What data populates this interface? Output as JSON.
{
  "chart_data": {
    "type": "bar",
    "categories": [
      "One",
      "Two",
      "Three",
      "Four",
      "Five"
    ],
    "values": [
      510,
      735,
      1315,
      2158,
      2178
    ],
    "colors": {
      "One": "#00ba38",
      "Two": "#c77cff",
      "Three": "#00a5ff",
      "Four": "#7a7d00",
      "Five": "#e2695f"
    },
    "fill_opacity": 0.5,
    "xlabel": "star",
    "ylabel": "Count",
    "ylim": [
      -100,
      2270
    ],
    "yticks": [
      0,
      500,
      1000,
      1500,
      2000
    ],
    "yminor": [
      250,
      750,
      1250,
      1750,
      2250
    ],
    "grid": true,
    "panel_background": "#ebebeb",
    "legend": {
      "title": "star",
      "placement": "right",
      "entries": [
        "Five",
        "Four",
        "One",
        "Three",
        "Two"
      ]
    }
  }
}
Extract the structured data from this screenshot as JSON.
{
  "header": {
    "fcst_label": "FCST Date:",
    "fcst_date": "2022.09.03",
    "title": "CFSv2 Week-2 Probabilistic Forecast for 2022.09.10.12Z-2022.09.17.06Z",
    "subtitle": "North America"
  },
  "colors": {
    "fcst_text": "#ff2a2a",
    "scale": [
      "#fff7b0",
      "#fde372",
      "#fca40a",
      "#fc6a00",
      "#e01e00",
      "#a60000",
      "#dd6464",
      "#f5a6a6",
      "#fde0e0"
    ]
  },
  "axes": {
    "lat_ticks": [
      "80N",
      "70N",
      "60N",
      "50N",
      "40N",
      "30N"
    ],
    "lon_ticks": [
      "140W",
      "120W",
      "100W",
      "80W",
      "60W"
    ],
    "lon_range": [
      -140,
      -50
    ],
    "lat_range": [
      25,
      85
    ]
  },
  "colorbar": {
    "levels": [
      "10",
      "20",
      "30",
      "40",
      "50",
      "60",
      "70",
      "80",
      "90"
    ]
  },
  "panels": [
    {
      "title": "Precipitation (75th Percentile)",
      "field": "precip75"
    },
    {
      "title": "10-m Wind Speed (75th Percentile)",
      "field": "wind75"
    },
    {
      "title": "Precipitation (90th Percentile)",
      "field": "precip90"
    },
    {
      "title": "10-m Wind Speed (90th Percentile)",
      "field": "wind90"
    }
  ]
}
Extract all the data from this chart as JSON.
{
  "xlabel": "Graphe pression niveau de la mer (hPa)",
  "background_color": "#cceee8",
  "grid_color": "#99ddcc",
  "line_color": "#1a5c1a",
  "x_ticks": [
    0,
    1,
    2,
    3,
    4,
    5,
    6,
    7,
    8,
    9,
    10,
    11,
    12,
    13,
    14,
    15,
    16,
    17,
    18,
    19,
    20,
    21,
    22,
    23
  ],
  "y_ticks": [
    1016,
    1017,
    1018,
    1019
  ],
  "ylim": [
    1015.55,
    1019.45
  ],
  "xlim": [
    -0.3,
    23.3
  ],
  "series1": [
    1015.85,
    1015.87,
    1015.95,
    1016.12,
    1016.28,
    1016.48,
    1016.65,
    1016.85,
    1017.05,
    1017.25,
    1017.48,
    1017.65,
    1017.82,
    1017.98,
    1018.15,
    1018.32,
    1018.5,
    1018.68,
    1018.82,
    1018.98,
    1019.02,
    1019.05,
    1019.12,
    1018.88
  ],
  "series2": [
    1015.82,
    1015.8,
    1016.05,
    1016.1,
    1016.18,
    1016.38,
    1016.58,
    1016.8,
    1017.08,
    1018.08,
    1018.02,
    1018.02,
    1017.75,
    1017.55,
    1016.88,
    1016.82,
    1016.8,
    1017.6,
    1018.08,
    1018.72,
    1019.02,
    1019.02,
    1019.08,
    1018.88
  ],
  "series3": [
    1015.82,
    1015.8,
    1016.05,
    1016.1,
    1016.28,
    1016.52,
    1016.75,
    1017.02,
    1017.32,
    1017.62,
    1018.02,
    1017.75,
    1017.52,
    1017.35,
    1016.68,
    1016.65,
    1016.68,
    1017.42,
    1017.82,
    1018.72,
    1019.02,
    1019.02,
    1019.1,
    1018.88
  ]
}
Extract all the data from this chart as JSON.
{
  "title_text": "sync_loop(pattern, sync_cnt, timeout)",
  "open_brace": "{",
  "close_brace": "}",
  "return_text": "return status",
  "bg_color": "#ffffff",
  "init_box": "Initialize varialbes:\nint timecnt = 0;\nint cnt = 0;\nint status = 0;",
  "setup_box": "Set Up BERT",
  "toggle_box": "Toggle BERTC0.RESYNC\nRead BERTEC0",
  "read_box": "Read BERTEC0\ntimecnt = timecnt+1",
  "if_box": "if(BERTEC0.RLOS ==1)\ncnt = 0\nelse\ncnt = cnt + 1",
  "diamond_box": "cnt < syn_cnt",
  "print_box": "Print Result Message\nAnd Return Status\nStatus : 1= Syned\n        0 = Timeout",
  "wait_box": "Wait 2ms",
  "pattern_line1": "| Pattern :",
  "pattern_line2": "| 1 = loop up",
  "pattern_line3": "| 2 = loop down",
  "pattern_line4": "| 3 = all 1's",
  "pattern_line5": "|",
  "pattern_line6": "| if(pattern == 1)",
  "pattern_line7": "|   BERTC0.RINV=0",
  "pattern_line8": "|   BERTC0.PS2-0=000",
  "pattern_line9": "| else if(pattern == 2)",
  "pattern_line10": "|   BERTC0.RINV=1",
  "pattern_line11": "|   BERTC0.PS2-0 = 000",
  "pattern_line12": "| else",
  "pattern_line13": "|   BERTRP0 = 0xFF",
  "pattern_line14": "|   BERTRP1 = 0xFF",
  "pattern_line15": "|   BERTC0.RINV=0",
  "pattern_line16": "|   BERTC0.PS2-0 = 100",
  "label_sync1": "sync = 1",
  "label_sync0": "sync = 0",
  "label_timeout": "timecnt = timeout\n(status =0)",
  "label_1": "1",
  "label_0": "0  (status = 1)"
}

----------

- **Problem description**: Output the full listing exactly as it stands.

- **Right answer**:
What data populates this interface? Output as JSON.
{
  "chart_data": {
    "type": "bar",
    "categories": [
      "One",
      "Two",
      "Three",
      "Four",
      "Five"
    ],
    "values": [
      510,
      735,
      1315,
      2158,
      2178
    ],
    "colors": {
      "One": "#00ba38",
      "Two": "#c77cff",
      "Three": "#00a5ff",
      "Four": "#7a7d00",
      "Five": "#e2695f"
    },
    "fill_opacity": 0.5,
    "xlabel": "star",
    "ylabel": "Count",
    "ylim": [
      -100,
      2270
    ],
    "yticks": [
      0,
      500,
      1000,
      1500,
      2000
    ],
    "yminor": [
      250,
      750,
      1250,
      1750,
      2250
    ],
    "grid": true,
    "panel_background": "#ebebeb",
    "legend": {
      "title": "star",
      "placement": "right",
      "entries": [
        "Five",
        "Four",
        "One",
        "Three",
        "Two"
      ]
    }
  }
}
Extract the structured data from this screenshot as JSON.
{
  "header": {
    "fcst_label": "FCST Date:",
    "fcst_date": "2022.09.03",
    "title": "CFSv2 Week-2 Probabilistic Forecast for 2022.09.10.12Z-2022.09.17.06Z",
    "subtitle": "North America"
  },
  "colors": {
    "fcst_text": "#ff2a2a",
    "scale": [
      "#fff7b0",
      "#fde372",
      "#fca40a",
      "#fc6a00",
      "#e01e00",
      "#a60000",
      "#dd6464",
      "#f5a6a6",
      "#fde0e0"
    ]
  },
  "axes": {
    "lat_ticks": [
      "80N",
      "70N",
      "60N",
      "50N",
      "40N",
      "30N"
    ],
    "lon_ticks": [
      "140W",
      "120W",
      "100W",
      "80W",
      "60W"
    ],
    "lon_range": [
      -140,
      -50
    ],
    "lat_range": [
      25,
      85
    ]
  },
  "colorbar": {
    "levels": [
      "10",
      "20",
      "30",
      "40",
      "50",
      "60",
      "70",
      "80",
      "90"
    ]
  },
  "panels": [
    {
      "title": "Precipitation (75th Percentile)",
      "field": "precip75"
    },
    {
      "title": "10-m Wind Speed (75th Percentile)",
      "field": "wind75"
    },
    {
      "title": "Precipitation (90th Percentile)",
      "field": "precip90"
    },
    {
      "title": "10-m Wind Speed (90th Percentile)",
      "field": "wind90"
    }
  ]
}
Extract all the data from this chart as JSON.
{
  "xlabel": "Graphe pression niveau de la mer (hPa)",
  "background_color": "#cceee8",
  "grid_color": "#99ddcc",
  "line_color": "#1a5c1a",
  "x_ticks": [
    0,
    1,
    2,
    3,
    4,
    5,
    6,
    7,
    8,
    9,
    10,
    11,
    12,
    13,
    14,
    15,
    16,
    17,
    18,
    19,
    20,
    21,
    22,
    23
  ],
  "y_ticks": [
    1016,
    1017,
    1018,
    1019
  ],
  "ylim": [
    1015.55,
    1019.45
  ],
  "xlim": [
    -0.3,
    23.3
  ],
  "series1": [
    1015.85,
    1015.87,
    1015.95,
    1016.12,
    1016.28,
    1016.48,
    1016.65,
    1016.85,
    1017.05,
    1017.25,
    1017.48,
    1017.65,
    1017.82,
    1017.98,
    1018.15,
    1018.32,
    1018.5,
    1018.68,
    1018.82,
    1018.98,
    1019.02,
    1019.05,
    1019.12,
    1018.88
  ],
  "series2": [
    1015.82,
    1015.8,
    1016.05,
    1016.1,
    1016.18,
    1016.38,
    1016.58,
    1016.8,
    1017.08,
    1018.08,
    1018.02,
    1018.02,
    1017.75,
    1017.55,
    1016.88,
    1016.82,
    1016.8,
    1017.6,
    1018.08,
    1018.72,
    1019.02,
    1019.02,
    1019.08,
    1018.88
  ],
  "series3": [
    1015.82,
    1015.8,
    1016.05,
    1016.1,
    1016.28,
    1016.52,
    1016.75,
    1017.02,
    1017.32,
    1017.62,
    1018.02,
    1017.75,
    1017.52,
    1017.35,
    1016.68,
    1016.65,
    1016.68,
    1017.42,
    1017.82,
    1018.72,
    1019.02,
    1019.02,
    1019.1,
    1018.88
  ]
}
Extract all the data from this chart as JSON.
{
  "title_text": "sync_loop(pattern, sync_cnt, timeout)",
  "open_brace": "{",
  "close_brace": "}",
  "return_text": "return status",
  "bg_color": "#ffffff",
  "init_box": "Initialize varialbes:\nint timecnt = 0;\nint cnt = 0;\nint status = 0;",
  "setup_box": "Set Up BERT",
  "toggle_box": "Toggle BERTC0.RESYNC\nRead BERTEC0",
  "read_box": "Read BERTEC0\ntimecnt = timecnt+1",
  "if_box": "if(BERTEC0.RLOS ==1)\ncnt = 0\nelse\ncnt = cnt + 1",
  "diamond_box": "cnt < syn_cnt",
  "print_box": "Print Result Message\nAnd Return Status\nStatus : 1= Syned\n        0 = Timeout",
  "wait_box": "Wait 2ms",
  "pattern_line1": "| Pattern :",
  "pattern_line2": "| 1 = loop up",
  "pattern_line3": "| 2 = loop down",
  "pattern_line4": "| 3 = all 1's",
  "pattern_line5": "|",
  "pattern_line6": "| if(pattern == 1)",
  "pattern_line7": "|   BERTC0.RINV=0",
  "pattern_line8": "|   BERTC0.PS2-0=000",
  "pattern_line9": "| else if(pattern == 2)",
  "pattern_line10": "|   BERTC0.RINV=1",
  "pattern_line11": "|   BERTC0.PS2-0 = 000",
  "pattern_line12": "| else",
  "pattern_line13": "|   BERTRP0 = 0xFF",
  "pattern_line14": "|   BERTRP1 = 0xFF",
  "pattern_line15": "|   BERTC0.RINV=0",
  "pattern_line16": "|   BERTC0.PS2-0 = 100",
  "label_sync1": "sync = 1",
  "label_sync0": "sync = 0",
  "label_timeout": "timecnt = timeout\n(status =0)",
  "label_1": "1",
  "label_0": "0  (status = 1)"
}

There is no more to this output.